WRITTEN INSTRUCTION: Whenever a line below holds the word "this", copy that line.
# # #
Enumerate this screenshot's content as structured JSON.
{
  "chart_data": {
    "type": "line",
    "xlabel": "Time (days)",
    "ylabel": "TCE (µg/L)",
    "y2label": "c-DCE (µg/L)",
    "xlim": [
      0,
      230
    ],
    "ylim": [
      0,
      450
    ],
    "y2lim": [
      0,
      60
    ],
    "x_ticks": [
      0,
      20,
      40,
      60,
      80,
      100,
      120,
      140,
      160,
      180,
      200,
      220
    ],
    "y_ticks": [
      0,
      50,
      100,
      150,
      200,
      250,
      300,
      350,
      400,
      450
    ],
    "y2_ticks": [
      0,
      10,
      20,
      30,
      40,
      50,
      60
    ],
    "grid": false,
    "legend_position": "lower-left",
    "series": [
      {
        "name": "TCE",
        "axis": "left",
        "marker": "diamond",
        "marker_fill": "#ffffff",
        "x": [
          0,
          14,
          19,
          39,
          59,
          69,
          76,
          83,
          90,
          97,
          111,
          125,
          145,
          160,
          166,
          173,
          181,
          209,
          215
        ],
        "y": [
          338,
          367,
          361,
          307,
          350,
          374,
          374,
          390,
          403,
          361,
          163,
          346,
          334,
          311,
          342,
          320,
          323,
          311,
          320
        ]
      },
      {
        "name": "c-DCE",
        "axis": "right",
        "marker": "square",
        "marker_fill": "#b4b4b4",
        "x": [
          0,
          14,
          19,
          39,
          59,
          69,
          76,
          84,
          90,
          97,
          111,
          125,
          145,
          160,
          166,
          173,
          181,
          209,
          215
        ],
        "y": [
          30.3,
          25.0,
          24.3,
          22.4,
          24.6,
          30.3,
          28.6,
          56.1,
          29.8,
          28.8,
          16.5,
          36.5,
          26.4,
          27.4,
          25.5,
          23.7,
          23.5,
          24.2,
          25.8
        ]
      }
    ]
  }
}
# # #
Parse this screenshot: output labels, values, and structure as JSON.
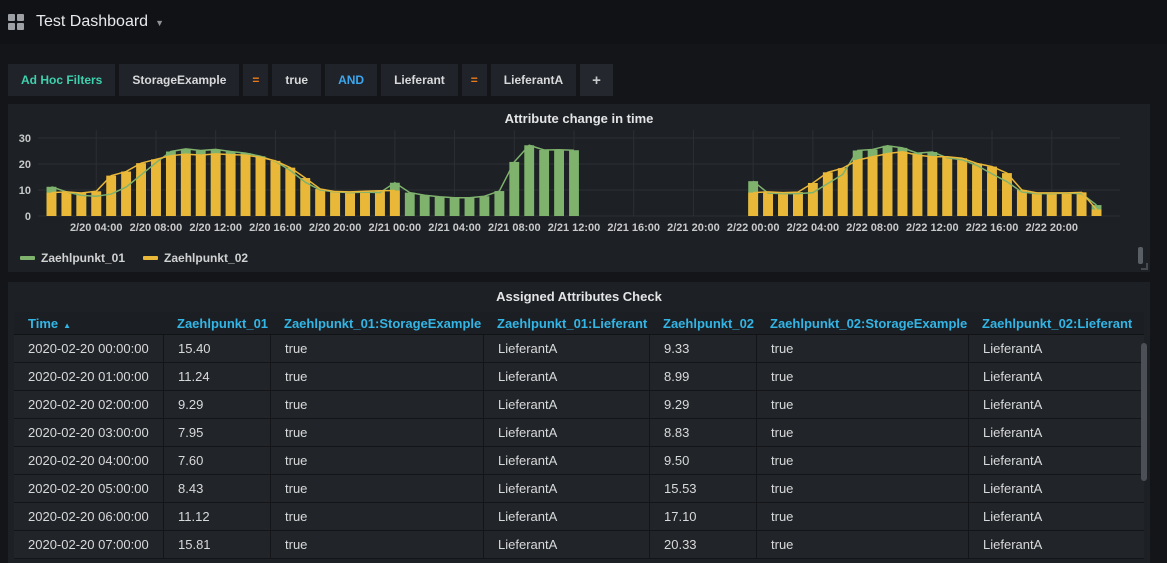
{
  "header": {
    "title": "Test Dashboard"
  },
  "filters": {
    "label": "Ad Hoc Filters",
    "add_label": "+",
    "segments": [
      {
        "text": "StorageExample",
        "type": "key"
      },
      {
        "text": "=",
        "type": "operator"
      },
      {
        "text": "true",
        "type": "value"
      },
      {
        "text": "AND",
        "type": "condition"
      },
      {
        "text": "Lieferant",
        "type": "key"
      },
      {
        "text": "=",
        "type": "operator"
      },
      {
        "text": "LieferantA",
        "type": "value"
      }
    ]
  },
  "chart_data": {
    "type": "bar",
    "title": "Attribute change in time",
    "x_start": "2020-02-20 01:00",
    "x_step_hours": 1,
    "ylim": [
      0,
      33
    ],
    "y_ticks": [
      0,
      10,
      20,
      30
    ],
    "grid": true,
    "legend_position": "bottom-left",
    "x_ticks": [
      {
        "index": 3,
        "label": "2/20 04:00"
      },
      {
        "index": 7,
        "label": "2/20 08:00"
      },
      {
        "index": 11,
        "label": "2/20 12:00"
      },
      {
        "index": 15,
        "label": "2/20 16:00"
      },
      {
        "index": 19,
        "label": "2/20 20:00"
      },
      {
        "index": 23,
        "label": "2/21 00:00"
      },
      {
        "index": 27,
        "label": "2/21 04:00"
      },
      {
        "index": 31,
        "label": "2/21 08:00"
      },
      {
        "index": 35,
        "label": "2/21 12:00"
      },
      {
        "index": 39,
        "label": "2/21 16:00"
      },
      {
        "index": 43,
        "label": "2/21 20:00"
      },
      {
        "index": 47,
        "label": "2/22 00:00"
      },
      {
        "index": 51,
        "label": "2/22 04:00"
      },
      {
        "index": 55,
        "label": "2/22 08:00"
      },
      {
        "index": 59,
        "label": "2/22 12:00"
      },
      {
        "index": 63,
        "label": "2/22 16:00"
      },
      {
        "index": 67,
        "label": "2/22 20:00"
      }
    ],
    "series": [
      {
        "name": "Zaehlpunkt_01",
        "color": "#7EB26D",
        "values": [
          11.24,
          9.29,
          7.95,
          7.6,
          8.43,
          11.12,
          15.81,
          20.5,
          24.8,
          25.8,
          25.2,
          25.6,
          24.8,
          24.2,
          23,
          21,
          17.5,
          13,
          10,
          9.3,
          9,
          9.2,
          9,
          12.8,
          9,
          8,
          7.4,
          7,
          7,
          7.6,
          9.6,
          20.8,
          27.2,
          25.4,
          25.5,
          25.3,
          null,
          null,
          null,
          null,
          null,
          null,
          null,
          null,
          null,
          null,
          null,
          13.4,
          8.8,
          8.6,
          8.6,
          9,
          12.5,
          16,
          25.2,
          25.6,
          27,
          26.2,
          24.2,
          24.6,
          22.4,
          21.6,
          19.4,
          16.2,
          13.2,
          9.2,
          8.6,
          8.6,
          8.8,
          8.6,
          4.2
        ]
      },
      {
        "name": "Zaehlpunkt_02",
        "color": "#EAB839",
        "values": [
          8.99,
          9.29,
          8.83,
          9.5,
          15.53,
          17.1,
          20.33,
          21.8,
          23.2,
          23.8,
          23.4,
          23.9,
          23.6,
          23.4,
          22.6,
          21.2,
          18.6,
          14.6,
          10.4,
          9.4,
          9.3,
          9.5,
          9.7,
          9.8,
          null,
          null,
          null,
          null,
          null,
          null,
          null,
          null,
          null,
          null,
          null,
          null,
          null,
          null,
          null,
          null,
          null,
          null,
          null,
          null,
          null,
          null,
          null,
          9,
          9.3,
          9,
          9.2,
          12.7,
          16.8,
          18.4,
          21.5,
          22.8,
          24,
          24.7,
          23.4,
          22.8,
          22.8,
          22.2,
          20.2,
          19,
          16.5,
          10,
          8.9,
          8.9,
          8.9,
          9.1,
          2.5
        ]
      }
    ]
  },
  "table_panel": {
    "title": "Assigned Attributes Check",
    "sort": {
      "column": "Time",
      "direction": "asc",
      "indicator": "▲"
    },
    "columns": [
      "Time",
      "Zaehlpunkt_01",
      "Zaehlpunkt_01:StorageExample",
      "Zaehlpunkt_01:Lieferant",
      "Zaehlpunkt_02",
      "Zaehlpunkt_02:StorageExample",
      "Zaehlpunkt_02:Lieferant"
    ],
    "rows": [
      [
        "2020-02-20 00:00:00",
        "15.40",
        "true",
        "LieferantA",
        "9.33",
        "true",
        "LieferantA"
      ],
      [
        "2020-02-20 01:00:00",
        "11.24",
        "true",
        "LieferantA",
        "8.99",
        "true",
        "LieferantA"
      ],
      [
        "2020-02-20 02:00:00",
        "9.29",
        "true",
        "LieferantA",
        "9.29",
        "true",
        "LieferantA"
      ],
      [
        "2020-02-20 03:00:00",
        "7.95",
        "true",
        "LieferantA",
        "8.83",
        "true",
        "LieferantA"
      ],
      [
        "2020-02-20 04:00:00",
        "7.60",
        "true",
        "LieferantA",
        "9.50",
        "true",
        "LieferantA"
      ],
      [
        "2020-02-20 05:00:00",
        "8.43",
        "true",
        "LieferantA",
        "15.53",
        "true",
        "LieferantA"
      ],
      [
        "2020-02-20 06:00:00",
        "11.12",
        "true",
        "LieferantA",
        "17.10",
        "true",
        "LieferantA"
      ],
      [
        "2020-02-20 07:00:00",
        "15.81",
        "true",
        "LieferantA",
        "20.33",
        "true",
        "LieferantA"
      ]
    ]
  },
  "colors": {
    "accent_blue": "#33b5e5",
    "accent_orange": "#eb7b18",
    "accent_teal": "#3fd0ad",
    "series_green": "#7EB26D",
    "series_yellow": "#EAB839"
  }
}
# # #
TASK OUTPUT:
Enumerate this screenshot's content as structured JSON.
Parse this screenshot: output labels, values, and structure as JSON.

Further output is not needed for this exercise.